§ **Listed records**
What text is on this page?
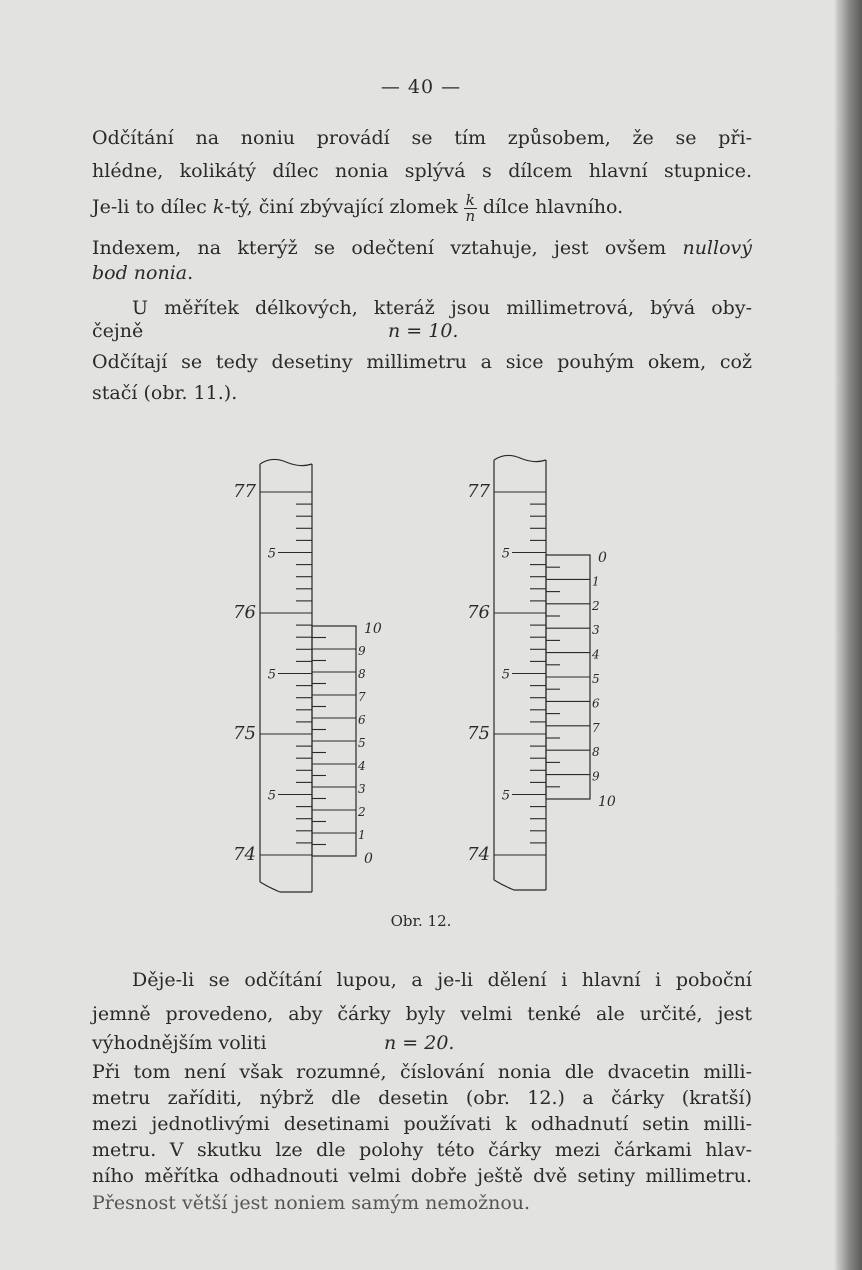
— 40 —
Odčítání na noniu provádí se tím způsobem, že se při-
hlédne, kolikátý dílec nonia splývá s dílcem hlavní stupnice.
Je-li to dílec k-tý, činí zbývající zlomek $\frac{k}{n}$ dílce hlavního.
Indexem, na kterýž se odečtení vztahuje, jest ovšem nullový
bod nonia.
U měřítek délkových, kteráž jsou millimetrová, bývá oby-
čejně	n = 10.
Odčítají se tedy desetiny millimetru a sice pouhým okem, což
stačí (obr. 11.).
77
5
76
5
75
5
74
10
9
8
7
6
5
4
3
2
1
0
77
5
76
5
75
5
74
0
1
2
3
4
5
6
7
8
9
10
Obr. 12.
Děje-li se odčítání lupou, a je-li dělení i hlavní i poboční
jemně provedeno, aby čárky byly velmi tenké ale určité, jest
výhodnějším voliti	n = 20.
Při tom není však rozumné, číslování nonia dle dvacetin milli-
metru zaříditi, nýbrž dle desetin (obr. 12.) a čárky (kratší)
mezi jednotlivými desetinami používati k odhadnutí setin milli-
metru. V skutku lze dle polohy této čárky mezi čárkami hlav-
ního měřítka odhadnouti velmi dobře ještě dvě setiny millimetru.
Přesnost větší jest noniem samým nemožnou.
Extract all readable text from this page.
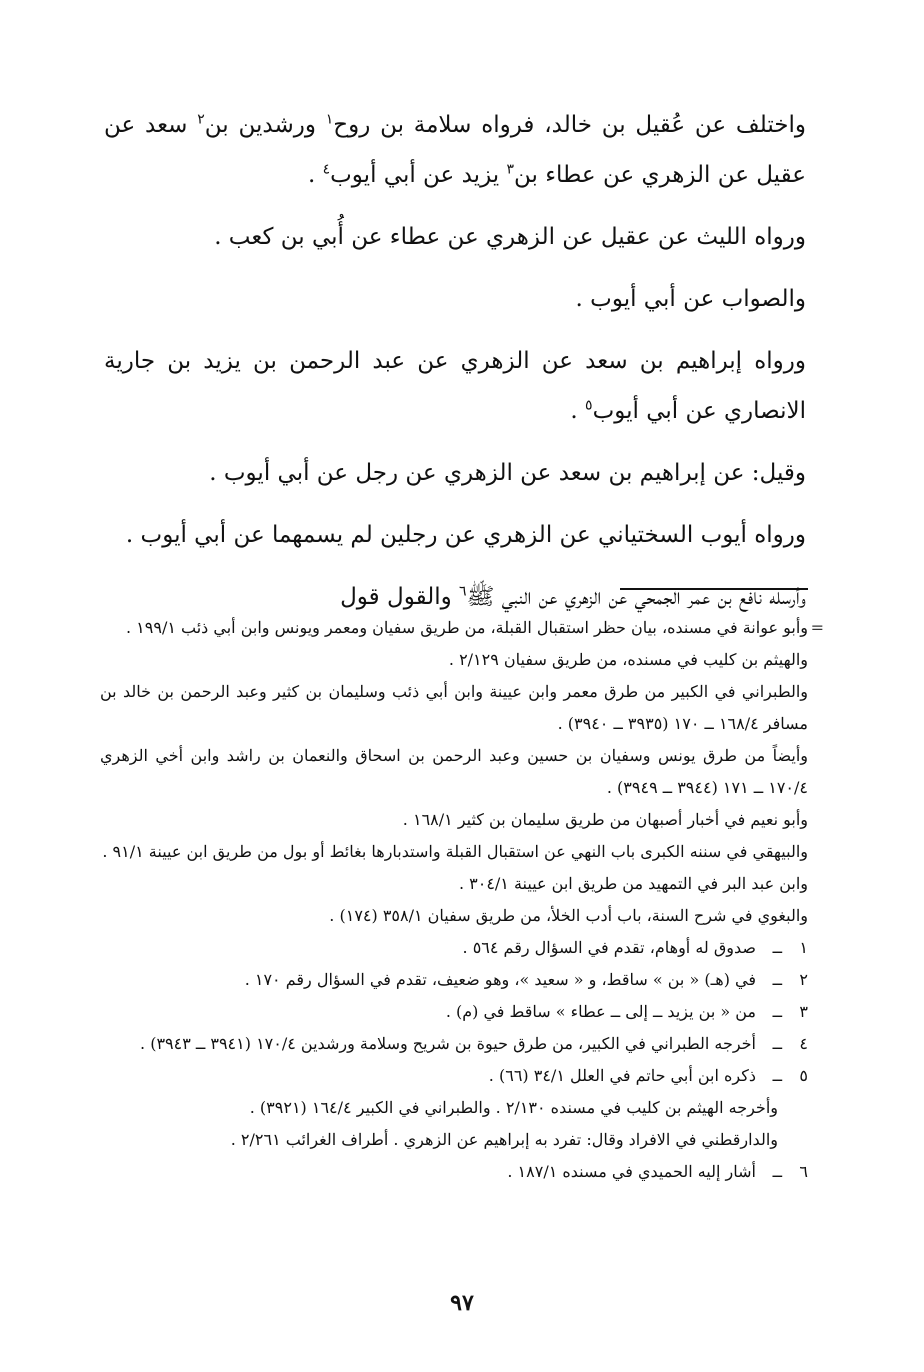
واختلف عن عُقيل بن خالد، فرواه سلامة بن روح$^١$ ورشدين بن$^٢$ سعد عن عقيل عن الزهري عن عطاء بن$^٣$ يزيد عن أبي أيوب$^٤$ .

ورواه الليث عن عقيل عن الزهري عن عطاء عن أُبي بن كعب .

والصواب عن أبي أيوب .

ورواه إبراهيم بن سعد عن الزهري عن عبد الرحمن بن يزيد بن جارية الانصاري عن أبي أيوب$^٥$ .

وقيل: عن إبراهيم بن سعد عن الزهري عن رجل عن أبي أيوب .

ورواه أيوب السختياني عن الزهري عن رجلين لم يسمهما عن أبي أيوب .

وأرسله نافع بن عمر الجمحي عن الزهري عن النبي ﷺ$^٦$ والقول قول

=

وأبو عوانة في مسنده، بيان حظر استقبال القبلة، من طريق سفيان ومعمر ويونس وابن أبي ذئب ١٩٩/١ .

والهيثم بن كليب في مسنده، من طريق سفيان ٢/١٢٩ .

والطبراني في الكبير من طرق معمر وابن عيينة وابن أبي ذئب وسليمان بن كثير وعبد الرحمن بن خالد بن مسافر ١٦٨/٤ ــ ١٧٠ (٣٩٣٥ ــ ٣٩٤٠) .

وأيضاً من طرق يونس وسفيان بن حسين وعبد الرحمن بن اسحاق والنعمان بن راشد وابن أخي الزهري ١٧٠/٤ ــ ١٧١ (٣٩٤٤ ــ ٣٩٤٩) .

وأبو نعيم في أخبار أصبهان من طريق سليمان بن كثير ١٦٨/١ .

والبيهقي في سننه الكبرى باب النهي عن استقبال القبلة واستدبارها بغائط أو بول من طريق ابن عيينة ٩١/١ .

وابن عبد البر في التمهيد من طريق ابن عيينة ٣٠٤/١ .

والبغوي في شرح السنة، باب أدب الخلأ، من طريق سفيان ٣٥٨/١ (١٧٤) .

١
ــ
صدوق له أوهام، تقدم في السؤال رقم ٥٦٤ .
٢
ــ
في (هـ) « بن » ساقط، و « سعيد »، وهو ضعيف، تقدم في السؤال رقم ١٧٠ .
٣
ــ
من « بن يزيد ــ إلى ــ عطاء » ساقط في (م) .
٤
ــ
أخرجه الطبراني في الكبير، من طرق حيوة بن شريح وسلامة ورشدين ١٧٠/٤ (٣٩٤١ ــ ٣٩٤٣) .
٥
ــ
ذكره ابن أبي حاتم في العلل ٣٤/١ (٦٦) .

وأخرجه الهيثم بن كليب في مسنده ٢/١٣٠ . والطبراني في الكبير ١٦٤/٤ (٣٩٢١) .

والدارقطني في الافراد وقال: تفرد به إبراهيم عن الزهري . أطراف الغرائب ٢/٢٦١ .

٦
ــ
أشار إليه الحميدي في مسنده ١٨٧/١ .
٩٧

§ **Written exercise**
All of the material above is to be copied exactly, except for its images.

§ **Response for this exercise**
What text is on this page?
— 40 —
Odčítání na noniu provádí se tím způsobem, že se při-
hlédne, kolikátý dílec nonia splývá s dílcem hlavní stupnice.
Je-li to dílec k-tý, činí zbývající zlomek $\frac{k}{n}$ dílce hlavního.
Indexem, na kterýž se odečtení vztahuje, jest ovšem nullový
bod nonia.
U měřítek délkových, kteráž jsou millimetrová, bývá oby-
čejně	n = 10.
Odčítají se tedy desetiny millimetru a sice pouhým okem, což
stačí (obr. 11.).
77
5
76
5
75
5
74
10
9
8
7
6
5
4
3
2
1
0
77
5
76
5
75
5
74
0
1
2
3
4
5
6
7
8
9
10
Obr. 12.
Děje-li se odčítání lupou, a je-li dělení i hlavní i poboční
jemně provedeno, aby čárky byly velmi tenké ale určité, jest
výhodnějším voliti	n = 20.
Při tom není však rozumné, číslování nonia dle dvacetin milli-
metru zaříditi, nýbrž dle desetin (obr. 12.) a čárky (kratší)
mezi jednotlivými desetinami používati k odhadnutí setin milli-
metru. V skutku lze dle polohy této čárky mezi čárkami hlav-
ního měřítka odhadnouti velmi dobře ještě dvě setiny millimetru.
Přesnost větší jest noniem samým nemožnou.
Extract all readable text from this page.
واختلف عن عُقيل بن خالد، فرواه سلامة بن روح$^١$ ورشدين بن$^٢$ سعد عن عقيل عن الزهري عن عطاء بن$^٣$ يزيد عن أبي أيوب$^٤$ .

ورواه الليث عن عقيل عن الزهري عن عطاء عن أُبي بن كعب .

والصواب عن أبي أيوب .

ورواه إبراهيم بن سعد عن الزهري عن عبد الرحمن بن يزيد بن جارية الانصاري عن أبي أيوب$^٥$ .

وقيل: عن إبراهيم بن سعد عن الزهري عن رجل عن أبي أيوب .

ورواه أيوب السختياني عن الزهري عن رجلين لم يسمهما عن أبي أيوب .

وأرسله نافع بن عمر الجمحي عن الزهري عن النبي ﷺ$^٦$ والقول قول

=

وأبو عوانة في مسنده، بيان حظر استقبال القبلة، من طريق سفيان ومعمر ويونس وابن أبي ذئب ١٩٩/١ .

والهيثم بن كليب في مسنده، من طريق سفيان ٢/١٢٩ .

والطبراني في الكبير من طرق معمر وابن عيينة وابن أبي ذئب وسليمان بن كثير وعبد الرحمن بن خالد بن مسافر ١٦٨/٤ ــ ١٧٠ (٣٩٣٥ ــ ٣٩٤٠) .

وأيضاً من طرق يونس وسفيان بن حسين وعبد الرحمن بن اسحاق والنعمان بن راشد وابن أخي الزهري ١٧٠/٤ ــ ١٧١ (٣٩٤٤ ــ ٣٩٤٩) .

وأبو نعيم في أخبار أصبهان من طريق سليمان بن كثير ١٦٨/١ .

والبيهقي في سننه الكبرى باب النهي عن استقبال القبلة واستدبارها بغائط أو بول من طريق ابن عيينة ٩١/١ .

وابن عبد البر في التمهيد من طريق ابن عيينة ٣٠٤/١ .

والبغوي في شرح السنة، باب أدب الخلأ، من طريق سفيان ٣٥٨/١ (١٧٤) .

١
ــ
صدوق له أوهام، تقدم في السؤال رقم ٥٦٤ .
٢
ــ
في (هـ) « بن » ساقط، و « سعيد »، وهو ضعيف، تقدم في السؤال رقم ١٧٠ .
٣
ــ
من « بن يزيد ــ إلى ــ عطاء » ساقط في (م) .
٤
ــ
أخرجه الطبراني في الكبير، من طرق حيوة بن شريح وسلامة ورشدين ١٧٠/٤ (٣٩٤١ ــ ٣٩٤٣) .
٥
ــ
ذكره ابن أبي حاتم في العلل ٣٤/١ (٦٦) .

وأخرجه الهيثم بن كليب في مسنده ٢/١٣٠ . والطبراني في الكبير ١٦٤/٤ (٣٩٢١) .

والدارقطني في الافراد وقال: تفرد به إبراهيم عن الزهري . أطراف الغرائب ٢/٢٦١ .

٦
ــ
أشار إليه الحميدي في مسنده ١٨٧/١ .
٩٧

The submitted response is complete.